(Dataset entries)
####################

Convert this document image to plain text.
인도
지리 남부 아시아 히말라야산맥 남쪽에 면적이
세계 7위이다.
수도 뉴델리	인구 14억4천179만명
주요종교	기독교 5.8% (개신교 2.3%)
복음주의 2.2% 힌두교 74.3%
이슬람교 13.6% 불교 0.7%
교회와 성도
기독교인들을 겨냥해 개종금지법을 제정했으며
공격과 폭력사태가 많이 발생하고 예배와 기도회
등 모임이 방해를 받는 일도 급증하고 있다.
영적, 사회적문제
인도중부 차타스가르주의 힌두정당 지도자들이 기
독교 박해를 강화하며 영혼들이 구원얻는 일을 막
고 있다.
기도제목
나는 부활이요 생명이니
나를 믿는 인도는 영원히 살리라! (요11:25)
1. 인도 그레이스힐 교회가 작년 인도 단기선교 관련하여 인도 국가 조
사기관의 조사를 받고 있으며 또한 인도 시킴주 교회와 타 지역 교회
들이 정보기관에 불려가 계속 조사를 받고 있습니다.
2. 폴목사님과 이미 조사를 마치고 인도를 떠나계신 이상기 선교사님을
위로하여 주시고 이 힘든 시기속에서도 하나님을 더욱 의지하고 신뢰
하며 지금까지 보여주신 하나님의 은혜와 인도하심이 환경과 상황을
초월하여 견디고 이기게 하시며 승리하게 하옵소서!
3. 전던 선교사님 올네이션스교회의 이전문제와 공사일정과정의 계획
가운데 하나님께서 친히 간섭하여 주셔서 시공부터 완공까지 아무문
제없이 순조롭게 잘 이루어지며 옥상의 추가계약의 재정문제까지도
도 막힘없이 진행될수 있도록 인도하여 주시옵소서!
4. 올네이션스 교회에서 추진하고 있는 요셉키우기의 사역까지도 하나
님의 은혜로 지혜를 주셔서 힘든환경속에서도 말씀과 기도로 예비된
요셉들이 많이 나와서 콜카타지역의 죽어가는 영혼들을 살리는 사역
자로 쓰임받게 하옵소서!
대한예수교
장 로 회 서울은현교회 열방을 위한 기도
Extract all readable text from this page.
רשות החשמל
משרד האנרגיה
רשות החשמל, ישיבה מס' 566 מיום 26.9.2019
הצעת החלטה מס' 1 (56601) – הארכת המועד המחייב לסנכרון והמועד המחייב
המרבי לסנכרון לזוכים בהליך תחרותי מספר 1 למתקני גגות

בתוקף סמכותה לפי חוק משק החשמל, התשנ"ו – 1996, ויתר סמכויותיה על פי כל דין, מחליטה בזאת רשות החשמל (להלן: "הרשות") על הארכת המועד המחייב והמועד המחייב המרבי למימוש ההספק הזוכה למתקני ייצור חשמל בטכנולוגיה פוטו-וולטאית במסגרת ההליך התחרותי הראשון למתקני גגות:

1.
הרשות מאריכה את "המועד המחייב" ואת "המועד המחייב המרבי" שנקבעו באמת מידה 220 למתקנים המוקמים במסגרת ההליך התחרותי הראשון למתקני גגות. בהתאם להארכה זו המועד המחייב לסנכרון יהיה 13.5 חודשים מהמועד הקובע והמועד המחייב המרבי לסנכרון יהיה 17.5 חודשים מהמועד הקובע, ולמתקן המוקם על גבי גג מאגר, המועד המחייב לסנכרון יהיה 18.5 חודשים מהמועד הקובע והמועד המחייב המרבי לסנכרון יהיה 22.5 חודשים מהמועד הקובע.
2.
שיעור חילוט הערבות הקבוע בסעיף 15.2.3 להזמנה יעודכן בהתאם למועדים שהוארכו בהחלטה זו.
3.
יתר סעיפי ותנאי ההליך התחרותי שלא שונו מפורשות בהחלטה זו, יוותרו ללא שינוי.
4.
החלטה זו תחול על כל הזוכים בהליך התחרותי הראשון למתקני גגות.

####################

**EXERCISE TASK**
Copy out the material above in its entirety. Every detail must match.

**THE REPLY**
Convert this document image to plain text.
인도
지리 남부 아시아 히말라야산맥 남쪽에 면적이
세계 7위이다.
수도 뉴델리	인구 14억4천179만명
주요종교	기독교 5.8% (개신교 2.3%)
복음주의 2.2% 힌두교 74.3%
이슬람교 13.6% 불교 0.7%
교회와 성도
기독교인들을 겨냥해 개종금지법을 제정했으며
공격과 폭력사태가 많이 발생하고 예배와 기도회
등 모임이 방해를 받는 일도 급증하고 있다.
영적, 사회적문제
인도중부 차타스가르주의 힌두정당 지도자들이 기
독교 박해를 강화하며 영혼들이 구원얻는 일을 막
고 있다.
기도제목
나는 부활이요 생명이니
나를 믿는 인도는 영원히 살리라! (요11:25)
1. 인도 그레이스힐 교회가 작년 인도 단기선교 관련하여 인도 국가 조
사기관의 조사를 받고 있으며 또한 인도 시킴주 교회와 타 지역 교회
들이 정보기관에 불려가 계속 조사를 받고 있습니다.
2. 폴목사님과 이미 조사를 마치고 인도를 떠나계신 이상기 선교사님을
위로하여 주시고 이 힘든 시기속에서도 하나님을 더욱 의지하고 신뢰
하며 지금까지 보여주신 하나님의 은혜와 인도하심이 환경과 상황을
초월하여 견디고 이기게 하시며 승리하게 하옵소서!
3. 전던 선교사님 올네이션스교회의 이전문제와 공사일정과정의 계획
가운데 하나님께서 친히 간섭하여 주셔서 시공부터 완공까지 아무문
제없이 순조롭게 잘 이루어지며 옥상의 추가계약의 재정문제까지도
도 막힘없이 진행될수 있도록 인도하여 주시옵소서!
4. 올네이션스 교회에서 추진하고 있는 요셉키우기의 사역까지도 하나
님의 은혜로 지혜를 주셔서 힘든환경속에서도 말씀과 기도로 예비된
요셉들이 많이 나와서 콜카타지역의 죽어가는 영혼들을 살리는 사역
자로 쓰임받게 하옵소서!
대한예수교
장 로 회 서울은현교회 열방을 위한 기도
Extract all readable text from this page.
רשות החשמל
משרד האנרגיה
רשות החשמל, ישיבה מס' 566 מיום 26.9.2019
הצעת החלטה מס' 1 (56601) – הארכת המועד המחייב לסנכרון והמועד המחייב
המרבי לסנכרון לזוכים בהליך תחרותי מספר 1 למתקני גגות

בתוקף סמכותה לפי חוק משק החשמל, התשנ"ו – 1996, ויתר סמכויותיה על פי כל דין, מחליטה בזאת רשות החשמל (להלן: "הרשות") על הארכת המועד המחייב והמועד המחייב המרבי למימוש ההספק הזוכה למתקני ייצור חשמל בטכנולוגיה פוטו-וולטאית במסגרת ההליך התחרותי הראשון למתקני גגות:

1.
הרשות מאריכה את "המועד המחייב" ואת "המועד המחייב המרבי" שנקבעו באמת מידה 220 למתקנים המוקמים במסגרת ההליך התחרותי הראשון למתקני גגות. בהתאם להארכה זו המועד המחייב לסנכרון יהיה 13.5 חודשים מהמועד הקובע והמועד המחייב המרבי לסנכרון יהיה 17.5 חודשים מהמועד הקובע, ולמתקן המוקם על גבי גג מאגר, המועד המחייב לסנכרון יהיה 18.5 חודשים מהמועד הקובע והמועד המחייב המרבי לסנכרון יהיה 22.5 חודשים מהמועד הקובע.
2.
שיעור חילוט הערבות הקבוע בסעיף 15.2.3 להזמנה יעודכן בהתאם למועדים שהוארכו בהחלטה זו.
3.
יתר סעיפי ותנאי ההליך התחרותי שלא שונו מפורשות בהחלטה זו, יוותרו ללא שינוי.
4.
החלטה זו תחול על כל הזוכים בהליך התחרותי הראשון למתקני גגות.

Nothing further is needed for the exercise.